Tujuan: Tolong kutip seluruh teks tentang tradisi Kupat Qunut di Cilegon tanpa mengubah satu kata pun.

Teks Bacaan:
········

CILEGON – Meski semakin langkanya pohon kelapa, yang daun mudanya (Janur Kuning) sebagai bahan utama membuat ketupat. Tidak menyurutkan antusiasnya masyarakat Kota Cilegon untuk terus melestarikan tradisi ‘Kupat Qunut’, di pertengahan bulan suci Ramadhan 1439 Hijriah yang jatuh pada hari Kamis (31/5/2018) hari ini.
Tidak seperti di daerah-daerah lainnya di Indonesia, yang mana umat Islam menyajikan hidangan ketupat hanya pada saat Hari Raya ‘Idul Fitri saja. Tapi di Cilegon dan sebagian daerah di Banten, selain menyajikan ketupat pada Hari Raya ‘Idul Fitri, pada masa pertengahan bulan Ramadhan juga secara serempak, masyarakat yang mayoritas beragam Islam ini, ramai-ramai membuat ketupat.
Kupat Qunut ini juga bisa diartikan sebagai bentuk rasa syukur kepada Allah SWT, karena sudah bisa melewati separuh puasa.
Bila dulu ketika sehari menjelang pertengahan bulan Ramadhan masyarakat Cilegon yang akan merayakan tradisi Kupat Qunut, mengambil Janur Kuning begitu mudahnya dengan memanjat pohon kelapa yang masih banyak tumbuh di ‘berimah tegal’ atau kebun di belakang rumah, dimana satu papah daun muda kelapa itu biasanya cukup untuk dua kepala keluarga.
Namun kini, akibat dampak negatif pembangunan khususnya industri, dalam kurun dua dekade terakhir yang pesat terus menerabas lahan-lahan pertanian di kota industri tersebut. Sehingga pohon kelapa yang dulu banyak tumbuh di Cilegon yang merupakan wilayah agraris sekaligus di plot sebagai kawasan pertanian pada masa era Kesultanan Banten ini juga ikut tergusur.

········

Informasi yang Diberikan:

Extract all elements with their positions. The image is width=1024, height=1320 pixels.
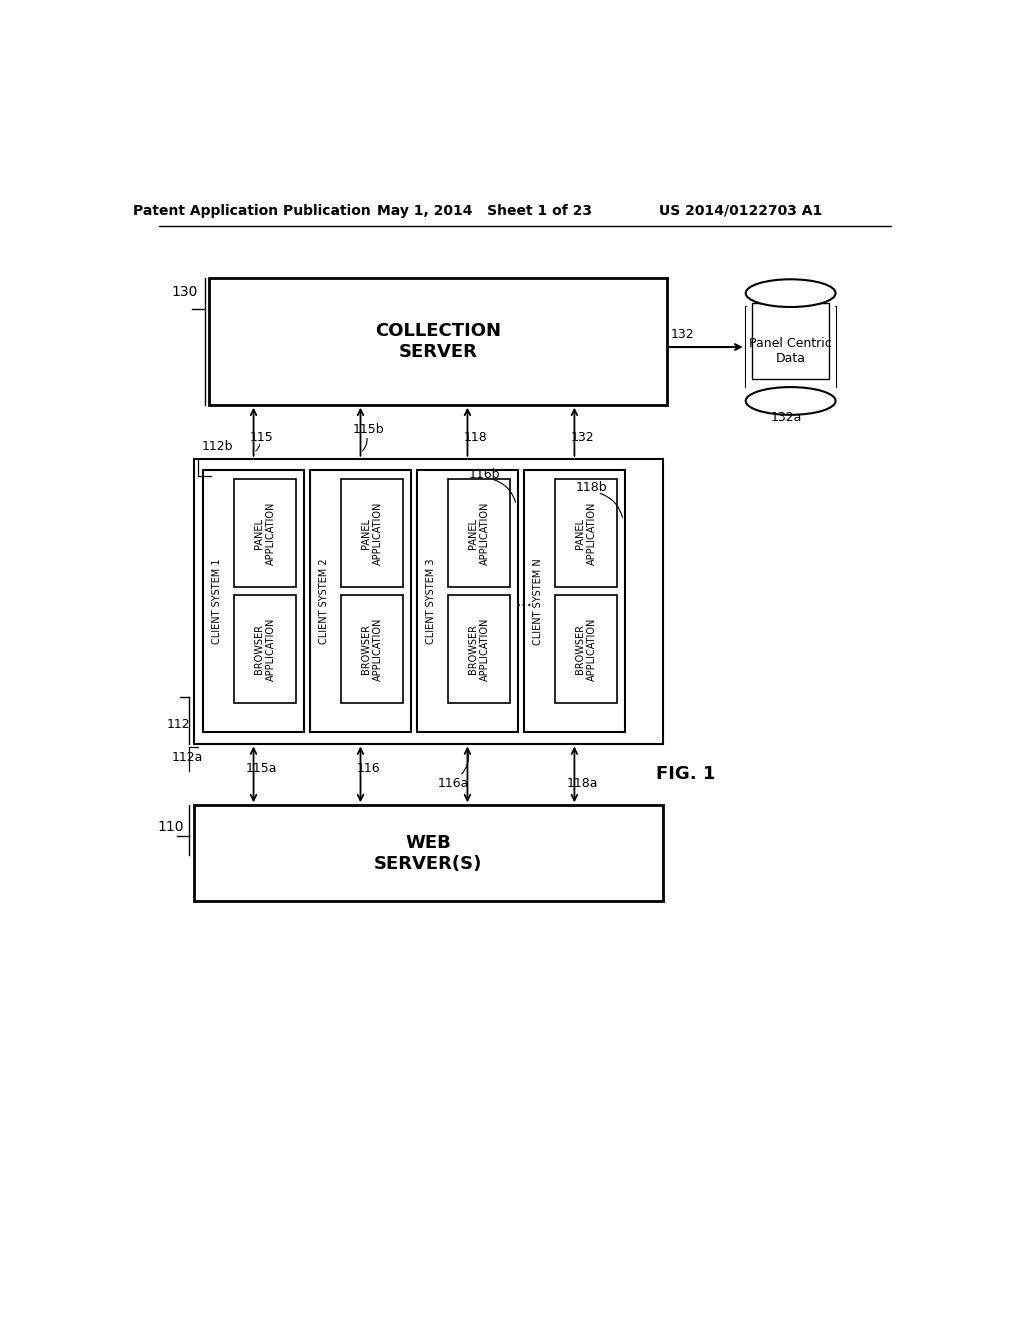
Text: 115b: 115b xyxy=(352,422,384,436)
Text: BROWSER
APPLICATION: BROWSER APPLICATION xyxy=(575,618,597,681)
Text: 112: 112 xyxy=(167,718,190,731)
FancyBboxPatch shape xyxy=(209,277,667,405)
Text: BROWSER
APPLICATION: BROWSER APPLICATION xyxy=(254,618,276,681)
Text: 132: 132 xyxy=(570,430,594,444)
FancyBboxPatch shape xyxy=(524,470,625,733)
Text: CLIENT SYSTEM 1: CLIENT SYSTEM 1 xyxy=(212,558,222,644)
Text: 112a: 112a xyxy=(172,751,204,764)
Text: FIG. 1: FIG. 1 xyxy=(656,766,716,783)
Text: 132a: 132a xyxy=(771,412,803,425)
FancyBboxPatch shape xyxy=(194,805,663,902)
FancyBboxPatch shape xyxy=(341,479,403,587)
Text: 115a: 115a xyxy=(246,762,278,775)
FancyBboxPatch shape xyxy=(203,470,304,733)
Text: PANEL
APPLICATION: PANEL APPLICATION xyxy=(575,502,597,565)
Text: 116: 116 xyxy=(356,762,380,775)
Text: PANEL
APPLICATION: PANEL APPLICATION xyxy=(468,502,489,565)
FancyBboxPatch shape xyxy=(449,479,510,587)
Text: 116b: 116b xyxy=(469,467,501,480)
Text: May 1, 2014   Sheet 1 of 23: May 1, 2014 Sheet 1 of 23 xyxy=(377,203,592,218)
Ellipse shape xyxy=(745,387,836,414)
Text: Patent Application Publication: Patent Application Publication xyxy=(133,203,371,218)
Text: 118: 118 xyxy=(463,430,487,444)
FancyBboxPatch shape xyxy=(555,479,617,587)
Text: US 2014/0122703 A1: US 2014/0122703 A1 xyxy=(658,203,822,218)
FancyBboxPatch shape xyxy=(745,308,836,401)
Text: 118b: 118b xyxy=(575,482,607,495)
Text: 116a: 116a xyxy=(438,777,469,791)
Text: CLIENT SYSTEM N: CLIENT SYSTEM N xyxy=(532,558,543,644)
Text: WEB
SERVER(S): WEB SERVER(S) xyxy=(374,834,482,873)
FancyBboxPatch shape xyxy=(310,470,411,733)
Ellipse shape xyxy=(745,280,836,308)
Text: 130: 130 xyxy=(171,285,198,298)
FancyBboxPatch shape xyxy=(194,459,663,743)
Text: 115: 115 xyxy=(250,430,273,444)
Text: PANEL
APPLICATION: PANEL APPLICATION xyxy=(254,502,276,565)
FancyBboxPatch shape xyxy=(341,595,403,702)
Text: BROWSER
APPLICATION: BROWSER APPLICATION xyxy=(361,618,383,681)
Text: COLLECTION
SERVER: COLLECTION SERVER xyxy=(375,322,501,360)
FancyBboxPatch shape xyxy=(417,470,518,733)
FancyBboxPatch shape xyxy=(449,595,510,702)
FancyBboxPatch shape xyxy=(234,595,296,702)
FancyBboxPatch shape xyxy=(234,479,296,587)
Text: CLIENT SYSTEM 2: CLIENT SYSTEM 2 xyxy=(319,558,329,644)
Text: 118a: 118a xyxy=(566,777,598,791)
FancyBboxPatch shape xyxy=(555,595,617,702)
Text: PANEL
APPLICATION: PANEL APPLICATION xyxy=(361,502,383,565)
Text: 112b: 112b xyxy=(202,440,232,453)
Text: CLIENT SYSTEM 3: CLIENT SYSTEM 3 xyxy=(426,558,436,644)
Text: Panel Centric
Data: Panel Centric Data xyxy=(750,337,831,364)
Text: BROWSER
APPLICATION: BROWSER APPLICATION xyxy=(468,618,489,681)
Text: 132: 132 xyxy=(671,329,694,342)
Text: ...: ... xyxy=(515,593,532,610)
Text: 110: 110 xyxy=(158,820,184,834)
FancyBboxPatch shape xyxy=(752,304,829,379)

········

Hasil Tugas:
CILEGON – Meski semakin langkanya pohon kelapa, yang daun mudanya (Janur Kuning) sebagai bahan utama membuat ketupat. Tidak menyurutkan antusiasnya masyarakat Kota Cilegon untuk terus melestarikan tradisi ‘Kupat Qunut’, di pertengahan bulan suci Ramadhan 1439 Hijriah yang jatuh pada hari Kamis (31/5/2018) hari ini.
Tidak seperti di daerah-daerah lainnya di Indonesia, yang mana umat Islam menyajikan hidangan ketupat hanya pada saat Hari Raya ‘Idul Fitri saja. Tapi di Cilegon dan sebagian daerah di Banten, selain menyajikan ketupat pada Hari Raya ‘Idul Fitri, pada masa pertengahan bulan Ramadhan juga secara serempak, masyarakat yang mayoritas beragam Islam ini, ramai-ramai membuat ketupat.
Kupat Qunut ini juga bisa diartikan sebagai bentuk rasa syukur kepada Allah SWT, karena sudah bisa melewati separuh puasa.
Bila dulu ketika sehari menjelang pertengahan bulan Ramadhan masyarakat Cilegon yang akan merayakan tradisi Kupat Qunut, mengambil Janur Kuning begitu mudahnya dengan memanjat pohon kelapa yang masih banyak tumbuh di ‘berimah tegal’ atau kebun di belakang rumah, dimana satu papah daun muda kelapa itu biasanya cukup untuk dua kepala keluarga.
Namun kini, akibat dampak negatif pembangunan khususnya industri, dalam kurun dua dekade terakhir yang pesat terus menerabas lahan-lahan pertanian di kota industri tersebut. Sehingga pohon kelapa yang dulu banyak tumbuh di Cilegon yang merupakan wilayah agraris sekaligus di plot sebagai kawasan pertanian pada masa era Kesultanan Banten ini juga ikut tergusur.